Extracts from a graphics dataset
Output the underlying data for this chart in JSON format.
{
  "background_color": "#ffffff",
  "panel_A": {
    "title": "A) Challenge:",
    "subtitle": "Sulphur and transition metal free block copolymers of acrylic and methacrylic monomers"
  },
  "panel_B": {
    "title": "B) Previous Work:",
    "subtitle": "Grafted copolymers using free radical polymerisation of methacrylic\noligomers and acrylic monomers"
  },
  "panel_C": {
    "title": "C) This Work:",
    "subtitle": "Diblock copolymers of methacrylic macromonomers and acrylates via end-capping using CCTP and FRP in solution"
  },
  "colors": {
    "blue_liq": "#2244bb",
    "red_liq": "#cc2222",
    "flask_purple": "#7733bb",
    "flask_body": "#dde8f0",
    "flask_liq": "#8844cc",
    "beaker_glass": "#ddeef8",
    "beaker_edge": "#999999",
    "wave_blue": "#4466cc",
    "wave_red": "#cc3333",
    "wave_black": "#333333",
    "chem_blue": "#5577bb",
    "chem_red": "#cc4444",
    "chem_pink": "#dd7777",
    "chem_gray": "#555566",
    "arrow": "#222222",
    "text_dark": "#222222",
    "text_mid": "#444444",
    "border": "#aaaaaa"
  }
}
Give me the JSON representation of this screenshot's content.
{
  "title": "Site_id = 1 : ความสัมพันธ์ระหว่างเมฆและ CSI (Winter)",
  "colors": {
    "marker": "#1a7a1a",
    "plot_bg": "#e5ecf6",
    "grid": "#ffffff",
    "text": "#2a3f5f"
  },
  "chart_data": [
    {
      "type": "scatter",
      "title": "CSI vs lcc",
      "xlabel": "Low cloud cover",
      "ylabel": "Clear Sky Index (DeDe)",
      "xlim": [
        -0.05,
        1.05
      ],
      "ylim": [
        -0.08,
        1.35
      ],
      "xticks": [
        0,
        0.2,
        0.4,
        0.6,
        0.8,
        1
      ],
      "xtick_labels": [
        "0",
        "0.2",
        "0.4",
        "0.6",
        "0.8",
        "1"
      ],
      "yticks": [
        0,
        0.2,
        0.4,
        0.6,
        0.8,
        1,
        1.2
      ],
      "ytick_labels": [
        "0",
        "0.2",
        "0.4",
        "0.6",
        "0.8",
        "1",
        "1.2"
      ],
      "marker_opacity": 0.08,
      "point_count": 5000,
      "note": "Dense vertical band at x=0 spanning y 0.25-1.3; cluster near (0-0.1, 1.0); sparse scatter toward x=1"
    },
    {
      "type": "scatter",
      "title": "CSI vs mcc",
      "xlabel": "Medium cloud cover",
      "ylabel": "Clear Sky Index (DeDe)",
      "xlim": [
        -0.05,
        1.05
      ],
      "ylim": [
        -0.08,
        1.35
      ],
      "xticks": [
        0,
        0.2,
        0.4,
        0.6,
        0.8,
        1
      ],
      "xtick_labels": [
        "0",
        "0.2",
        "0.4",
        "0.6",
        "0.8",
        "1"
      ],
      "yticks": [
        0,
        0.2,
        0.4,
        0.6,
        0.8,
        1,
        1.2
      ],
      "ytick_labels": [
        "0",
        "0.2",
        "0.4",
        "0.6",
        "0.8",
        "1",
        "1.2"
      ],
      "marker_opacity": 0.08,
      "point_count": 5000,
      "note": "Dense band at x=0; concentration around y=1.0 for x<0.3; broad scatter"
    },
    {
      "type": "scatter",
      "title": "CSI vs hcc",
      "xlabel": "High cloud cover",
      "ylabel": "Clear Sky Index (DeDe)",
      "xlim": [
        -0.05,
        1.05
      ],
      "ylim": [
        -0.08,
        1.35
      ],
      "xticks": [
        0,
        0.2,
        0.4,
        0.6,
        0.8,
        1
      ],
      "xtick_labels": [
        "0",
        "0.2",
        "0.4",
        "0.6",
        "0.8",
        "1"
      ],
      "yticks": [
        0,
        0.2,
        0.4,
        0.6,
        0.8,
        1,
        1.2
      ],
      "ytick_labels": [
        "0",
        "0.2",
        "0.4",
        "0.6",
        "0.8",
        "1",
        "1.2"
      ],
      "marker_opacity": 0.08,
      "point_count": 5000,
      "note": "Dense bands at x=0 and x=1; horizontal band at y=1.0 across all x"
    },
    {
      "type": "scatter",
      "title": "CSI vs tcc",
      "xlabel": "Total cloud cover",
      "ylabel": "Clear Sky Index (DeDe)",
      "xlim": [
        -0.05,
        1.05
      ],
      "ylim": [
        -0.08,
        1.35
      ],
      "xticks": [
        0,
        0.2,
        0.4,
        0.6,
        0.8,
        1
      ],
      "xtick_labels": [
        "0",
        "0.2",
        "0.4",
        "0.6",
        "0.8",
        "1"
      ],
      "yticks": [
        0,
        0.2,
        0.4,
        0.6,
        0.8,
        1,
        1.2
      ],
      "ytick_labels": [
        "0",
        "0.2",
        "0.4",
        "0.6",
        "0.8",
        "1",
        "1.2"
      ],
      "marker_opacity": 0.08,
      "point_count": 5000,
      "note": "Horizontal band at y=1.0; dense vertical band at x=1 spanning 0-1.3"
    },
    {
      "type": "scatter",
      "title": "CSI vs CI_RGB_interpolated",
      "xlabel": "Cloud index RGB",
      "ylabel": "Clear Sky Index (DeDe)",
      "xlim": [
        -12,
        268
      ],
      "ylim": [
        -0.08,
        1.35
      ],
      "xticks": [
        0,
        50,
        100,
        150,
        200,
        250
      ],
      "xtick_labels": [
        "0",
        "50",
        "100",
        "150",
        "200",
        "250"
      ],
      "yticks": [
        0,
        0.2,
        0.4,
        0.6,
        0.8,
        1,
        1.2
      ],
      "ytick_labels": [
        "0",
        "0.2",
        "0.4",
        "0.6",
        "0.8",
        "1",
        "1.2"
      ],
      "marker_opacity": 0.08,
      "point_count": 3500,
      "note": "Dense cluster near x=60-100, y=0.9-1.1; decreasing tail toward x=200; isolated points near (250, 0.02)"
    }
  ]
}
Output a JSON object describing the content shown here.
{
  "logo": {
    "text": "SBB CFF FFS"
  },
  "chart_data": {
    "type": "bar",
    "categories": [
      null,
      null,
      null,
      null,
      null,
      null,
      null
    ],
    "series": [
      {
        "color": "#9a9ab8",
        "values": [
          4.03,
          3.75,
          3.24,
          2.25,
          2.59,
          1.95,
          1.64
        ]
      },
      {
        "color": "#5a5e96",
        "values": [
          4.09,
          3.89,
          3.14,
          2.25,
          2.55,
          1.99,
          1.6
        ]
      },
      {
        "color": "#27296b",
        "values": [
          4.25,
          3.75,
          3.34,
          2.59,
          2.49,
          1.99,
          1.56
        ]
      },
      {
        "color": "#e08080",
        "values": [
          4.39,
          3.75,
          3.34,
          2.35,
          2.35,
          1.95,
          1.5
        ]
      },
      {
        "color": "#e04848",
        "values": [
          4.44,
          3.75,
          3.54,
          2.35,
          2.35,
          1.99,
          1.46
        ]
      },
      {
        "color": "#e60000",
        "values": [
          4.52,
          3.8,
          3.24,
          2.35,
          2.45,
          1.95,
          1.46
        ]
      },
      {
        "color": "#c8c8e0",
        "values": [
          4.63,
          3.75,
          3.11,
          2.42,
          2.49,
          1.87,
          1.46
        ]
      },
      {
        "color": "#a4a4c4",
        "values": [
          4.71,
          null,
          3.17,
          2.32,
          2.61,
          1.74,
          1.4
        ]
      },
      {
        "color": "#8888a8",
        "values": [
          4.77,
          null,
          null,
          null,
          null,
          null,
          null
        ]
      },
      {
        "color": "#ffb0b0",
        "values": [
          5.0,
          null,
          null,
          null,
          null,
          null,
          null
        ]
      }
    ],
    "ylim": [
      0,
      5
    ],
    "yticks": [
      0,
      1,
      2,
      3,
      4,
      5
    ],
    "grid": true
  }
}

*What you have to do:* Where a line above holds the string "cover", show that line.

*Solution to this exercise:*
      "xlabel": "Low cloud cover",
      "xlabel": "Medium cloud cover",
      "xlabel": "High cloud cover",
      "xlabel": "Total cloud cover",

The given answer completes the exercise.